(EXERCISE DIRECTIONS):
Identify all lines in the listing that include the word "Cortisol", and copy them out.

··· TASK INPUTS ···

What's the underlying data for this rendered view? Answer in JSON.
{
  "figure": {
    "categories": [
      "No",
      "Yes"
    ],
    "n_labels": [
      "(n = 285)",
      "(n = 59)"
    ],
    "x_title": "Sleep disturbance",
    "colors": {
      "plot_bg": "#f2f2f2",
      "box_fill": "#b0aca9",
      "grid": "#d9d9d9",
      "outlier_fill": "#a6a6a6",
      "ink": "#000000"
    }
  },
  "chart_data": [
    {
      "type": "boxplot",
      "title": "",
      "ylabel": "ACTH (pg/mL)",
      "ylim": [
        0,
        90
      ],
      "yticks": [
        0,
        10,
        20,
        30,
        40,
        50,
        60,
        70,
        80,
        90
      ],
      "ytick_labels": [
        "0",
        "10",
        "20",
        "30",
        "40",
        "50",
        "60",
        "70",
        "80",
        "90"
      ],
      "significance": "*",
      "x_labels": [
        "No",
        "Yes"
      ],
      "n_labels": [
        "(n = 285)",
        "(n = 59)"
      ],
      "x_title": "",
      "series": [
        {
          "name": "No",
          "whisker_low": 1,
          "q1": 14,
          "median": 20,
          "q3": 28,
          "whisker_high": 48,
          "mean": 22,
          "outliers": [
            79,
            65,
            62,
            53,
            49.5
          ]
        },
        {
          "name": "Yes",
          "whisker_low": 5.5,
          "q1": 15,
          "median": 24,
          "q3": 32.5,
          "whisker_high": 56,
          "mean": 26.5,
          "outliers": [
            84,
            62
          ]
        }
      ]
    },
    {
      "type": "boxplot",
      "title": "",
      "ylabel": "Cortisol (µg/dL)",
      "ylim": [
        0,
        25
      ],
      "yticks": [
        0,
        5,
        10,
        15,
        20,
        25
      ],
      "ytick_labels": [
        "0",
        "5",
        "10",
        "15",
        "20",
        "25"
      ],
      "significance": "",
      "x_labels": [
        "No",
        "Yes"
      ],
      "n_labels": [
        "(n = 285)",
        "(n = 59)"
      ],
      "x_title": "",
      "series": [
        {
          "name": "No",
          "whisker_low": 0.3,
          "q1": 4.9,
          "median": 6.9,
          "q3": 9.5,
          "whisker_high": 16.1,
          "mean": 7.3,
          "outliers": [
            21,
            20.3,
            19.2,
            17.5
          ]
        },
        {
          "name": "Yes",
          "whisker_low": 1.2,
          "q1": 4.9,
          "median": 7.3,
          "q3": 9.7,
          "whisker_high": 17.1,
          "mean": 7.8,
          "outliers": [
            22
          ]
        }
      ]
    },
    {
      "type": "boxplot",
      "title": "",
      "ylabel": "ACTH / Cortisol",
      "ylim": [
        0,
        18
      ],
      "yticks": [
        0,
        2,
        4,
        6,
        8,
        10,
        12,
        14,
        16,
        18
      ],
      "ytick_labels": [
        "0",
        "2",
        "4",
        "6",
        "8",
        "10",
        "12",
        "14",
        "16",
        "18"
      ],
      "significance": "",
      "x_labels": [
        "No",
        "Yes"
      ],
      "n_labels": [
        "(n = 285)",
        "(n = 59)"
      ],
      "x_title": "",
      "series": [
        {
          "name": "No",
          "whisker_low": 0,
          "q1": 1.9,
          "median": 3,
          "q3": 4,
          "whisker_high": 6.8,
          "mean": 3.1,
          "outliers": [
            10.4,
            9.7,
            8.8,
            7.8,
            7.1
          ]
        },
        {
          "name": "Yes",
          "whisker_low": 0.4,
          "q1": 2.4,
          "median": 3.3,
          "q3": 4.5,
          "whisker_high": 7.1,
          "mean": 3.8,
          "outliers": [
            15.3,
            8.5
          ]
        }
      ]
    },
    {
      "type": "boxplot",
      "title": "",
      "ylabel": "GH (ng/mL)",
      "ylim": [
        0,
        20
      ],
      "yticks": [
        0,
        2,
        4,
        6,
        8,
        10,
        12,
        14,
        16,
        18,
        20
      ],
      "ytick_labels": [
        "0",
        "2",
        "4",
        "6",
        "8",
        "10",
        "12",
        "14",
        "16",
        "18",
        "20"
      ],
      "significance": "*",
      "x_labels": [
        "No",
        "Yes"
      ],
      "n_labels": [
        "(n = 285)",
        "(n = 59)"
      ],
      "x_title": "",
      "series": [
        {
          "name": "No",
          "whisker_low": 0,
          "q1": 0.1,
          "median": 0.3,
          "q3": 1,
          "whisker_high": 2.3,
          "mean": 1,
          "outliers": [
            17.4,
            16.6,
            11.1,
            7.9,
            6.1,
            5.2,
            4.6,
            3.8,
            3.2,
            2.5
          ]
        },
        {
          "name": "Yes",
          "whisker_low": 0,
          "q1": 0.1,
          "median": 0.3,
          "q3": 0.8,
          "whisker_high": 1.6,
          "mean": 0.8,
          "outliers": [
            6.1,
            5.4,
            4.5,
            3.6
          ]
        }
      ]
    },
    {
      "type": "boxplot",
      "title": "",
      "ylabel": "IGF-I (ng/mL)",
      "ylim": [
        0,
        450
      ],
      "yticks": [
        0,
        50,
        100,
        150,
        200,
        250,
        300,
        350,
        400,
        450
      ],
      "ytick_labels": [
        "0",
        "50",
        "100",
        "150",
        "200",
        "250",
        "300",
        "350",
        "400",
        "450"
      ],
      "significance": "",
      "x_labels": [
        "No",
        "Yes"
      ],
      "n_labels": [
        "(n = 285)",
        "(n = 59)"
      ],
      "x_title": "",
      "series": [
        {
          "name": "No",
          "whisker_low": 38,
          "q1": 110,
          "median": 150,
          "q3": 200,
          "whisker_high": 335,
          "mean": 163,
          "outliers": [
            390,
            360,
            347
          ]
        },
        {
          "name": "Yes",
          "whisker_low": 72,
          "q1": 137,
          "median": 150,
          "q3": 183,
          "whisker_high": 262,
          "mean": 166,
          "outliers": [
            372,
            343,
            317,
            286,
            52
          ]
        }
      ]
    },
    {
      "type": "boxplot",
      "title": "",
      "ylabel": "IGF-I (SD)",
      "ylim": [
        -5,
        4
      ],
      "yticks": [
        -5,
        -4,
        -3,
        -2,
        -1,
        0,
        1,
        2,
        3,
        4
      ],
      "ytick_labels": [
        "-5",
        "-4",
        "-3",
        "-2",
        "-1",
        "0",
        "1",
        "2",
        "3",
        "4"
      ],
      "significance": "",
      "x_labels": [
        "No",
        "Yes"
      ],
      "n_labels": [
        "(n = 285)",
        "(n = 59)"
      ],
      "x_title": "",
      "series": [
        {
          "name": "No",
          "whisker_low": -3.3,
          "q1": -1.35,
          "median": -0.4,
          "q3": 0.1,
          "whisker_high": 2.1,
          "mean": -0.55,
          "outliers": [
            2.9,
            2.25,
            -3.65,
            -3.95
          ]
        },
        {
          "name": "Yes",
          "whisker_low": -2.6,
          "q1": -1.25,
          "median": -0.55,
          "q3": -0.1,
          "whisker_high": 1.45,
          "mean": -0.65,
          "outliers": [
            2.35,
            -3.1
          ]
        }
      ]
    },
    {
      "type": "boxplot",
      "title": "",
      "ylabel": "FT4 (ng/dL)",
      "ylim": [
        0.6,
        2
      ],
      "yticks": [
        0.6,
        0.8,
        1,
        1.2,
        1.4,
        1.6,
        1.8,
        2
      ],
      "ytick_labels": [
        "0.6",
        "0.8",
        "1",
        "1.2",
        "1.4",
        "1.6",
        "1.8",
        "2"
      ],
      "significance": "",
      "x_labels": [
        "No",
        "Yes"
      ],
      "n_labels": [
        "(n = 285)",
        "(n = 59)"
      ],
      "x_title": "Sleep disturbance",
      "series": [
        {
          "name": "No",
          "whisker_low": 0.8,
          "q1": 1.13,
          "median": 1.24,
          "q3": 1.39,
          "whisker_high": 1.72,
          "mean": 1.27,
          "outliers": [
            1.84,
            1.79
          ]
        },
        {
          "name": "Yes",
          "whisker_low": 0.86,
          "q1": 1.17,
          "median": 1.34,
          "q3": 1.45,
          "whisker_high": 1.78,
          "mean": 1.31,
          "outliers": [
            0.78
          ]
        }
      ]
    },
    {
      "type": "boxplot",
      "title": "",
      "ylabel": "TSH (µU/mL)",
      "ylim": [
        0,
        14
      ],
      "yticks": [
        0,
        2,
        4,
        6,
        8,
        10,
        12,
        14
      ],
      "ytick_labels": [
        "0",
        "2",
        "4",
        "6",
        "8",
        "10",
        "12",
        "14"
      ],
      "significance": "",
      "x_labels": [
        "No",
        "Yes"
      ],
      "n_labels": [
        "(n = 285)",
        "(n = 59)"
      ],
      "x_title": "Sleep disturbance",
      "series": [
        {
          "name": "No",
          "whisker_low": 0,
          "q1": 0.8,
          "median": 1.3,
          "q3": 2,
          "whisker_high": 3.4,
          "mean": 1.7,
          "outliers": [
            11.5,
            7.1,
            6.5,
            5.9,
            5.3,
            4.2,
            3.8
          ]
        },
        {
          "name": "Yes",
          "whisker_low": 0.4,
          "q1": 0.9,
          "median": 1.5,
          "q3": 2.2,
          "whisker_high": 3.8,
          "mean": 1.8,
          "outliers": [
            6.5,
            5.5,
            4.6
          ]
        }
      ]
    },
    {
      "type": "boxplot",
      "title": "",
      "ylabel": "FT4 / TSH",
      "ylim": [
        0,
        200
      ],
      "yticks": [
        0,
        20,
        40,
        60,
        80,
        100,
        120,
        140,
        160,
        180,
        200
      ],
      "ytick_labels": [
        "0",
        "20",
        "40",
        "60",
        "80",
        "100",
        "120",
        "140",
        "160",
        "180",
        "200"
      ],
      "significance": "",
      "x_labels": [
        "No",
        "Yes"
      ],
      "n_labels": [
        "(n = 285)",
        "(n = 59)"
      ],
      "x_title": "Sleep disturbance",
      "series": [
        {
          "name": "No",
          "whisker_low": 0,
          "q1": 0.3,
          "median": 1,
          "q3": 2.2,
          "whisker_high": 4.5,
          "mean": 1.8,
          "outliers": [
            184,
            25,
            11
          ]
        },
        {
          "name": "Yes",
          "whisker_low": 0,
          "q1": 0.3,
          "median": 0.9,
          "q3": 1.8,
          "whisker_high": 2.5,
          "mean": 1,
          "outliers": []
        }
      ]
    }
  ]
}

···

(FULL SOLUTION):
      "ylabel": "Cortisol (µg/dL)",
      "ylabel": "ACTH / Cortisol",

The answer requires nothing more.